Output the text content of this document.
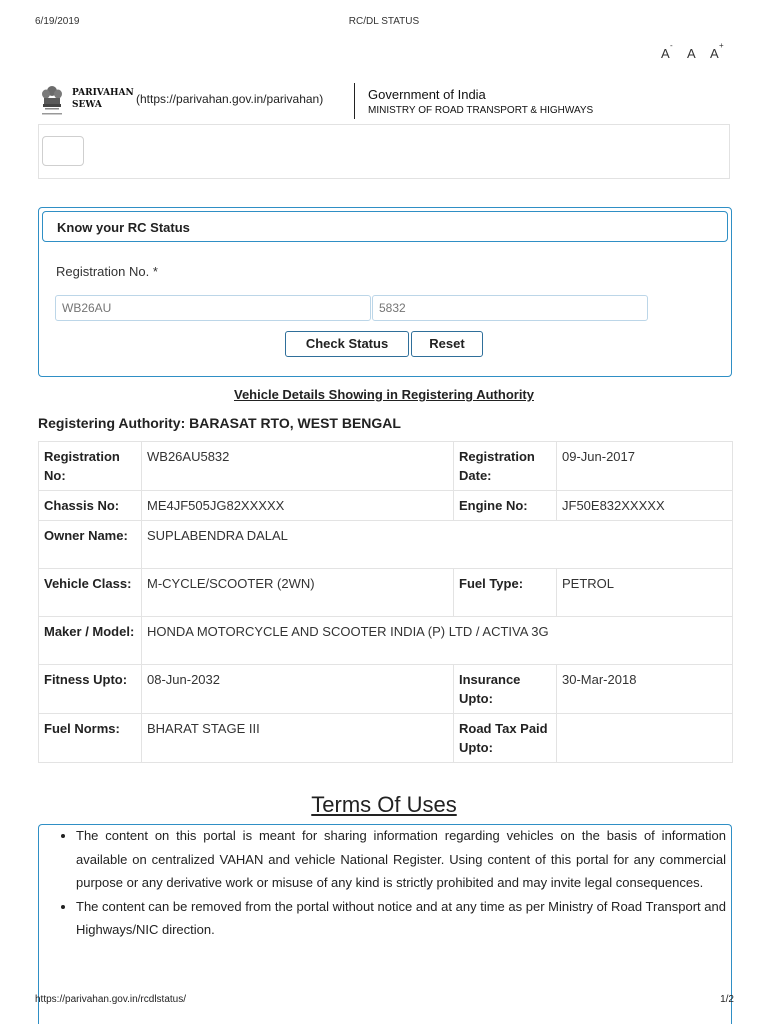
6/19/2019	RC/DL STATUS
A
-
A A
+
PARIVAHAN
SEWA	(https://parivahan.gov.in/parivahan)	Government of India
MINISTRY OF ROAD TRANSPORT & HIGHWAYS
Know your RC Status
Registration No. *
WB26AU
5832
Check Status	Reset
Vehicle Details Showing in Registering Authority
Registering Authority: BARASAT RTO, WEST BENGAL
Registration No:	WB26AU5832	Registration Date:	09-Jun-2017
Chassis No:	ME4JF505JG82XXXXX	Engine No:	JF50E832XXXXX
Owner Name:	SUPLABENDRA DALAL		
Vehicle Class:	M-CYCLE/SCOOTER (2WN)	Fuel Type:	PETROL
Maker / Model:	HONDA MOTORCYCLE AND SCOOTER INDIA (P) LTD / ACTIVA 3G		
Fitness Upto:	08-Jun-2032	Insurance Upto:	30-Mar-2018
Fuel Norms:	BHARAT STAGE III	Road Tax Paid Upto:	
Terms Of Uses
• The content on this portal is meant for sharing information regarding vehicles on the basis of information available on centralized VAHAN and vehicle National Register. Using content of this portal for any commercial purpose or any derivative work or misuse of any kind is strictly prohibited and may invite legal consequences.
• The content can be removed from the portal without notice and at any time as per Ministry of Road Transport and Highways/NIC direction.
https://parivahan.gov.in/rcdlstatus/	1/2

§ WORK TO COMPLETE:
Can you restate all the records above word for word while dropping the pictures?

§ TASK RESPONSE:
Output the text content of this document.
6/19/2019	RC/DL STATUS
A
-
A A
+
PARIVAHAN
SEWA	(https://parivahan.gov.in/parivahan)	Government of India
MINISTRY OF ROAD TRANSPORT & HIGHWAYS
Know your RC Status
Registration No. *
WB26AU
5832
Check Status	Reset
Vehicle Details Showing in Registering Authority
Registering Authority: BARASAT RTO, WEST BENGAL
Registration No:	WB26AU5832	Registration Date:	09-Jun-2017
Chassis No:	ME4JF505JG82XXXXX	Engine No:	JF50E832XXXXX
Owner Name:	SUPLABENDRA DALAL		
Vehicle Class:	M-CYCLE/SCOOTER (2WN)	Fuel Type:	PETROL
Maker / Model:	HONDA MOTORCYCLE AND SCOOTER INDIA (P) LTD / ACTIVA 3G		
Fitness Upto:	08-Jun-2032	Insurance Upto:	30-Mar-2018
Fuel Norms:	BHARAT STAGE III	Road Tax Paid Upto:	
Terms Of Uses
• The content on this portal is meant for sharing information regarding vehicles on the basis of information available on centralized VAHAN and vehicle National Register. Using content of this portal for any commercial purpose or any derivative work or misuse of any kind is strictly prohibited and may invite legal consequences.
• The content can be removed from the portal without notice and at any time as per Ministry of Road Transport and Highways/NIC direction.
https://parivahan.gov.in/rcdlstatus/	1/2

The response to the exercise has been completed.